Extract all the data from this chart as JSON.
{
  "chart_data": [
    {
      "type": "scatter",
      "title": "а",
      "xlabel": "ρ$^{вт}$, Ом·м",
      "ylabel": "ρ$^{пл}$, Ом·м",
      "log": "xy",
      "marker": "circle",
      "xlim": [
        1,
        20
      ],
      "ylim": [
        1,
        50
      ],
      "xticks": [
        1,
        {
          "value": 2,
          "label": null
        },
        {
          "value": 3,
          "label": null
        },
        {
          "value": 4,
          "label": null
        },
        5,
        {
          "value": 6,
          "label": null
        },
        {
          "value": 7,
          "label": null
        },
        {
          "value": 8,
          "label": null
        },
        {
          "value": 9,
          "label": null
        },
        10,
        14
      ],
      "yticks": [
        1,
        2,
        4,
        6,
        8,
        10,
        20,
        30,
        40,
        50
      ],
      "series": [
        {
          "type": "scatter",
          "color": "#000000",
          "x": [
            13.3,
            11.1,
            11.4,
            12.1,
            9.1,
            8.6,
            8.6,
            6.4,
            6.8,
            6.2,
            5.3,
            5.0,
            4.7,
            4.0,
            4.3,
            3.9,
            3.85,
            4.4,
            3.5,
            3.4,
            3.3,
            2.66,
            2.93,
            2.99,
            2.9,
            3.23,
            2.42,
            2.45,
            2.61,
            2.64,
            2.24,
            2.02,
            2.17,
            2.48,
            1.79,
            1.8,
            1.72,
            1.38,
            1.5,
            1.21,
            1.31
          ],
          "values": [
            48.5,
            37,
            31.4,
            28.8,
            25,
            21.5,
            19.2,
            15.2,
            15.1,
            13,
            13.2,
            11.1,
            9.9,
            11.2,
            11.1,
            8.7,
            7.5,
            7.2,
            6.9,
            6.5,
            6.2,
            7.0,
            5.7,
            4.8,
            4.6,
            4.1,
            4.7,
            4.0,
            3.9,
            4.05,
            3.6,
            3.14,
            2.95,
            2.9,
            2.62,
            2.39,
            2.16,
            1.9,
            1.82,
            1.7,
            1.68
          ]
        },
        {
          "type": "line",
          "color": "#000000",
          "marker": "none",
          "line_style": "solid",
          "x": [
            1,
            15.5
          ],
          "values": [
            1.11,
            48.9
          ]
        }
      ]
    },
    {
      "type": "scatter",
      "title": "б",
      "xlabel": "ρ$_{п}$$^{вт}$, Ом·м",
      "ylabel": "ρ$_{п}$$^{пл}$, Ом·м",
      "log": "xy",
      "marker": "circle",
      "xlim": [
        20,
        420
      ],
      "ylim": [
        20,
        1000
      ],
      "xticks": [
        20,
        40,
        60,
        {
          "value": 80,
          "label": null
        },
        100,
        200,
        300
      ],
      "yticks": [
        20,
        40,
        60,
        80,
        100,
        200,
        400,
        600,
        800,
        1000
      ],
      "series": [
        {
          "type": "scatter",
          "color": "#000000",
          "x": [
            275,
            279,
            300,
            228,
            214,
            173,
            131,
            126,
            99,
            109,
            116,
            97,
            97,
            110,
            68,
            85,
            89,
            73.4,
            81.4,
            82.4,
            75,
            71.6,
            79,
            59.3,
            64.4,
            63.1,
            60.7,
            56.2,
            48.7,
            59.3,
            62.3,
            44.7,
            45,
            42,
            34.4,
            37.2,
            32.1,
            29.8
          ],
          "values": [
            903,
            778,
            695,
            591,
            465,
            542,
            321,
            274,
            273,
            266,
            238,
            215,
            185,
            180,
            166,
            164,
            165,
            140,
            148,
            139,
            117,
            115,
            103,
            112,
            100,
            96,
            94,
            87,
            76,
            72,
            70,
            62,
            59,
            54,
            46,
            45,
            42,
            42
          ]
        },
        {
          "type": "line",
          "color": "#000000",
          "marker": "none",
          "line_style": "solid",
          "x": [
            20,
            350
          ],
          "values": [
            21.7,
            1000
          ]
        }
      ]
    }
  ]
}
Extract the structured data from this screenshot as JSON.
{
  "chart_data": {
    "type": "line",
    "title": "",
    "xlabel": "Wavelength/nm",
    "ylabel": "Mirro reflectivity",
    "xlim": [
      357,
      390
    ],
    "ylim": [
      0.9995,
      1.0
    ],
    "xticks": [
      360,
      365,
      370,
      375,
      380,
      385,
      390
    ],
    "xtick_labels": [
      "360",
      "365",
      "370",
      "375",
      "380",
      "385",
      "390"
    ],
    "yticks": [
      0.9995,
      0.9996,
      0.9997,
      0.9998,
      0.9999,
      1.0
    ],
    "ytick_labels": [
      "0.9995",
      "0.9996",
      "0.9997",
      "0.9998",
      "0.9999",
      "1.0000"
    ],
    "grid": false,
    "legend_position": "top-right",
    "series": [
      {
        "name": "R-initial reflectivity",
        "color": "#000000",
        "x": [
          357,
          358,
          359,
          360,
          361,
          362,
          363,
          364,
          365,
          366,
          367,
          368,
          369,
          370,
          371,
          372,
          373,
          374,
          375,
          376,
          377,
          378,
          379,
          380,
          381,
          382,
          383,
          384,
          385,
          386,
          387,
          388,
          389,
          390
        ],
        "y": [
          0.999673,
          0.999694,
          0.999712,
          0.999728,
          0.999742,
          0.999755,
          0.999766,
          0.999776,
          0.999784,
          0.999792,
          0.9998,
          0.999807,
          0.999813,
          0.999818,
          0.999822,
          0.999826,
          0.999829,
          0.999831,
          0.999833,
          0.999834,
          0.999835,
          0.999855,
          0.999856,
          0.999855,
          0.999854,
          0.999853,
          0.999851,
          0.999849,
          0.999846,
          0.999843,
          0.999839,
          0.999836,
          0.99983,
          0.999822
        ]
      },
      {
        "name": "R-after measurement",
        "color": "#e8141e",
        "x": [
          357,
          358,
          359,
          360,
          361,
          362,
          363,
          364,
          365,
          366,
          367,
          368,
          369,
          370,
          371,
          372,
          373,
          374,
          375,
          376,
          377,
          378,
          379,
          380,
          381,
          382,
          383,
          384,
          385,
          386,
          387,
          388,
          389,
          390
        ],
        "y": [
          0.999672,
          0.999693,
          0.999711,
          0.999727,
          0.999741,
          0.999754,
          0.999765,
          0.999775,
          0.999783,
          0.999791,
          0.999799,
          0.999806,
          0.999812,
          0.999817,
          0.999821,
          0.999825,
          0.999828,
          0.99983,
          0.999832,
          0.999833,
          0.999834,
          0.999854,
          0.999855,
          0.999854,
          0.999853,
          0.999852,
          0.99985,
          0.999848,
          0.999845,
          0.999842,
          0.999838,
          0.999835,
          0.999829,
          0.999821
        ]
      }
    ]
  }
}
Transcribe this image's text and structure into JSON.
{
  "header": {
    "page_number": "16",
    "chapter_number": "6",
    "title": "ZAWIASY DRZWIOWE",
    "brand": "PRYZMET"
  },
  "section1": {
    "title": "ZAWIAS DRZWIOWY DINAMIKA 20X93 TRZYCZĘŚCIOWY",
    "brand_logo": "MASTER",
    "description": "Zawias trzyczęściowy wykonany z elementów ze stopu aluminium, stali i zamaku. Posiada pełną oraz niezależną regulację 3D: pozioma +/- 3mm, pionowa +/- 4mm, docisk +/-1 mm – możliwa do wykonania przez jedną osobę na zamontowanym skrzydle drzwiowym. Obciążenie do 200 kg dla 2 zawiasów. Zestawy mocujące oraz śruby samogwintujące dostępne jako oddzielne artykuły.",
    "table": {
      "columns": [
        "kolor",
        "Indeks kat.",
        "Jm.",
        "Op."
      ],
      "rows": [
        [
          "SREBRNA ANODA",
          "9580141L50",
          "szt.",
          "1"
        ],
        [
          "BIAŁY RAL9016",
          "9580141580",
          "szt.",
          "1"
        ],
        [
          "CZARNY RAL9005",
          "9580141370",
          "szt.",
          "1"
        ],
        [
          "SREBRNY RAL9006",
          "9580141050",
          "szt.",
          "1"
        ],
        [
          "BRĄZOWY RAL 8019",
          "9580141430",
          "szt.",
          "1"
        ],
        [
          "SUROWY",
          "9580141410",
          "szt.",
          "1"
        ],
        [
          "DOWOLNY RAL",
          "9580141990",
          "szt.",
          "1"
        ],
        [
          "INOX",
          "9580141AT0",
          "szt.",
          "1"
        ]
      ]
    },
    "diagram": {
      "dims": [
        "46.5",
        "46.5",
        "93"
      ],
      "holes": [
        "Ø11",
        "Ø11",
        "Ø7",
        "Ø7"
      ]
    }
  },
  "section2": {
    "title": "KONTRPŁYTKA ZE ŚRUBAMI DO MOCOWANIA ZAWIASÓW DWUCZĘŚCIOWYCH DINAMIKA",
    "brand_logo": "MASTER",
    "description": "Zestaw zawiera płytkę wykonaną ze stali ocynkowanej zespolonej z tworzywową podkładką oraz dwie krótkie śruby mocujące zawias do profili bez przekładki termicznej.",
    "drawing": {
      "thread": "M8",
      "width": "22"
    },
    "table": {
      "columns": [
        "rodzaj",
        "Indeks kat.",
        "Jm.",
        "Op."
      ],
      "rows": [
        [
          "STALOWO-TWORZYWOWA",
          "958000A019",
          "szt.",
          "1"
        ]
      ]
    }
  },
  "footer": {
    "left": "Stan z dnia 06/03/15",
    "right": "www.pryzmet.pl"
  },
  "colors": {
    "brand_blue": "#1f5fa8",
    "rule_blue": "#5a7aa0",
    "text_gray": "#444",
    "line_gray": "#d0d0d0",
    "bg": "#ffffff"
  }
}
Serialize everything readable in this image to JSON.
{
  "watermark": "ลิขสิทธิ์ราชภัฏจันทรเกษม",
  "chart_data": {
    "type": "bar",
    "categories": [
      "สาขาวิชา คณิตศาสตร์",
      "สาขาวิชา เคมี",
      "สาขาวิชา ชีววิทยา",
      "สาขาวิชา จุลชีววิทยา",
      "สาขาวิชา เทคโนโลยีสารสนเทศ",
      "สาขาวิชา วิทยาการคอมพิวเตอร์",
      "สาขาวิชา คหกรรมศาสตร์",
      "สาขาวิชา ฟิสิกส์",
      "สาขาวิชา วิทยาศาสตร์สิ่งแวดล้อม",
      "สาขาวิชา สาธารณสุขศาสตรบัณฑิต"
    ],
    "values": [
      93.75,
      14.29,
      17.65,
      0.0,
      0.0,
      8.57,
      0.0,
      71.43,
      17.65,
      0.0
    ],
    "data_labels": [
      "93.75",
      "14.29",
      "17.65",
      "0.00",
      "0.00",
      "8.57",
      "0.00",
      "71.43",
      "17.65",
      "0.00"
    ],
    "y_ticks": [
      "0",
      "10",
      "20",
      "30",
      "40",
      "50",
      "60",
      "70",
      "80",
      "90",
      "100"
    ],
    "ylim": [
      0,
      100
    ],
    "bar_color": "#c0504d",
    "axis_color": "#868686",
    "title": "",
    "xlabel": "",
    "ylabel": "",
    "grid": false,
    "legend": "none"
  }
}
------------------------------------------------
What you are asked to do: Reproduce nothing but the lines from the line containing "Serialize everything readable" to the last line of the data, each exactly as written.

Response to this task:
Serialize everything readable in this image to JSON.
{
  "watermark": "ลิขสิทธิ์ราชภัฏจันทรเกษม",
  "chart_data": {
    "type": "bar",
    "categories": [
      "สาขาวิชา คณิตศาสตร์",
      "สาขาวิชา เคมี",
      "สาขาวิชา ชีววิทยา",
      "สาขาวิชา จุลชีววิทยา",
      "สาขาวิชา เทคโนโลยีสารสนเทศ",
      "สาขาวิชา วิทยาการคอมพิวเตอร์",
      "สาขาวิชา คหกรรมศาสตร์",
      "สาขาวิชา ฟิสิกส์",
      "สาขาวิชา วิทยาศาสตร์สิ่งแวดล้อม",
      "สาขาวิชา สาธารณสุขศาสตรบัณฑิต"
    ],
    "values": [
      93.75,
      14.29,
      17.65,
      0.0,
      0.0,
      8.57,
      0.0,
      71.43,
      17.65,
      0.0
    ],
    "data_labels": [
      "93.75",
      "14.29",
      "17.65",
      "0.00",
      "0.00",
      "8.57",
      "0.00",
      "71.43",
      "17.65",
      "0.00"
    ],
    "y_ticks": [
      "0",
      "10",
      "20",
      "30",
      "40",
      "50",
      "60",
      "70",
      "80",
      "90",
      "100"
    ],
    "ylim": [
      0,
      100
    ],
    "bar_color": "#c0504d",
    "axis_color": "#868686",
    "title": "",
    "xlabel": "",
    "ylabel": "",
    "grid": false,
    "legend": "none"
  }
}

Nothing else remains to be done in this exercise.